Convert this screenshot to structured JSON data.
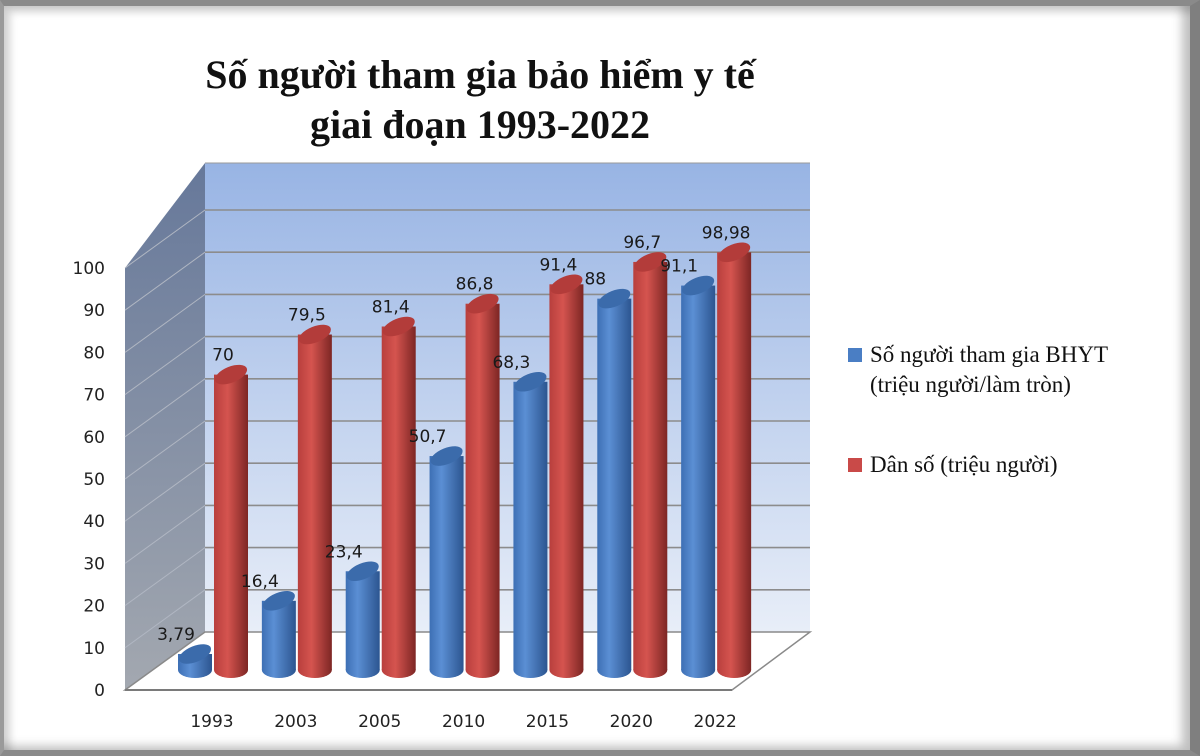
{
  "title_line1": "Số người tham gia bảo hiểm y tế",
  "title_line2": "giai đoạn 1993-2022",
  "legend": {
    "series1_line1": "Số người tham gia BHYT",
    "series1_line2": "(triệu người/làm tròn)",
    "series2": "Dân số (triệu người)"
  },
  "colors": {
    "series1": "#4a7ec4",
    "series2": "#c94a48",
    "back_wall_top": "#9cb7e6",
    "back_wall_bottom": "#e6edf7",
    "side_wall": "#6d7f9c"
  },
  "chart_data": {
    "type": "bar",
    "style": "3d-cylinder-clustered",
    "title": "Số người tham gia bảo hiểm y tế giai đoạn 1993-2022",
    "categories": [
      "1993",
      "2003",
      "2005",
      "2010",
      "2015",
      "2020",
      "2022"
    ],
    "series": [
      {
        "name": "Số người tham gia BHYT (triệu người/làm tròn)",
        "values": [
          3.79,
          16.4,
          23.4,
          50.7,
          68.3,
          88,
          91.1
        ],
        "labels": [
          "3,79",
          "16,4",
          "23,4",
          "50,7",
          "68,3",
          "88",
          "91,1"
        ]
      },
      {
        "name": "Dân số (triệu người)",
        "values": [
          70,
          79.5,
          81.4,
          86.8,
          91.4,
          96.7,
          98.98
        ],
        "labels": [
          "70",
          "79,5",
          "81,4",
          "86,8",
          "91,4",
          "96,7",
          "98,98"
        ]
      }
    ],
    "yticks": [
      "0",
      "10",
      "20",
      "30",
      "40",
      "50",
      "60",
      "70",
      "80",
      "90",
      "100"
    ],
    "ylim": [
      0,
      100
    ],
    "xlabel": "",
    "ylabel": "",
    "grid": true,
    "legend_position": "right"
  }
}
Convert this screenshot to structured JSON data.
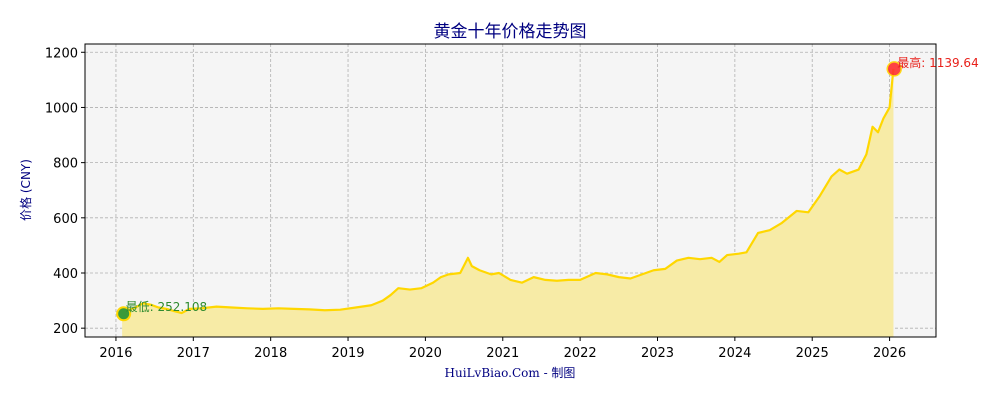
{
  "chart_data": {
    "type": "area",
    "title": "黄金十年价格走势图",
    "ylabel": "价格 (CNY)",
    "xlabel": "",
    "credit": "HuiLvBiao.Com - 制图",
    "xlim": [
      2015.6,
      2026.6
    ],
    "ylim": [
      168,
      1230
    ],
    "x_ticks": [
      2016,
      2017,
      2018,
      2019,
      2020,
      2021,
      2022,
      2023,
      2024,
      2025,
      2026
    ],
    "x_tick_labels": [
      "2016",
      "2017",
      "2018",
      "2019",
      "2020",
      "2021",
      "2022",
      "2023",
      "2024",
      "2025",
      "2026"
    ],
    "y_ticks": [
      200,
      400,
      600,
      800,
      1000,
      1200
    ],
    "y_tick_labels": [
      "200",
      "400",
      "600",
      "800",
      "1000",
      "1200"
    ],
    "grid": true,
    "colors": {
      "line": "#FFD700",
      "fill": "#F7EBA6",
      "plot_bg": "#F5F5F5",
      "min_marker": "#3A9A3A",
      "min_text": "#2E8B2E",
      "max_marker": "#FF3030",
      "max_text": "#E8201A",
      "title": "#000080"
    },
    "series": [
      {
        "x": [
          2016.08,
          2016.15,
          2016.25,
          2016.35,
          2016.45,
          2016.55,
          2016.65,
          2016.75,
          2016.85,
          2016.95,
          2017.1,
          2017.3,
          2017.5,
          2017.7,
          2017.9,
          2018.1,
          2018.3,
          2018.5,
          2018.7,
          2018.9,
          2019.1,
          2019.3,
          2019.45,
          2019.55,
          2019.65,
          2019.8,
          2019.95,
          2020.1,
          2020.2,
          2020.3,
          2020.45,
          2020.55,
          2020.6,
          2020.7,
          2020.85,
          2020.95,
          2021.1,
          2021.25,
          2021.4,
          2021.55,
          2021.7,
          2021.85,
          2022.0,
          2022.2,
          2022.35,
          2022.5,
          2022.65,
          2022.8,
          2022.95,
          2023.1,
          2023.25,
          2023.4,
          2023.55,
          2023.7,
          2023.8,
          2023.9,
          2024.05,
          2024.15,
          2024.3,
          2024.45,
          2024.6,
          2024.8,
          2024.95,
          2025.1,
          2025.25,
          2025.35,
          2025.45,
          2025.6,
          2025.7,
          2025.78,
          2025.85,
          2025.92,
          2026.0,
          2026.05
        ],
        "y": [
          252.1,
          265,
          275,
          290,
          285,
          275,
          270,
          262,
          255,
          270,
          272,
          278,
          275,
          272,
          270,
          272,
          270,
          268,
          265,
          267,
          275,
          283,
          300,
          320,
          345,
          340,
          345,
          365,
          385,
          395,
          400,
          455,
          425,
          410,
          395,
          400,
          375,
          365,
          385,
          375,
          372,
          375,
          375,
          400,
          395,
          385,
          380,
          395,
          410,
          415,
          445,
          455,
          450,
          455,
          440,
          465,
          470,
          475,
          545,
          555,
          580,
          625,
          620,
          680,
          750,
          775,
          760,
          775,
          830,
          930,
          910,
          960,
          1000,
          1139.64
        ]
      }
    ],
    "annotations": {
      "min_label": "最低: 252.108",
      "max_label": "最高: 1139.64",
      "min": {
        "x": 2016.1,
        "y": 252.108
      },
      "max": {
        "x": 2026.06,
        "y": 1139.64
      }
    }
  }
}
·····
▶ [Given request]: Compute the number of lines above that contain the string "triệu". Reply with that value only.

▶ [Solution to the exercise]: 4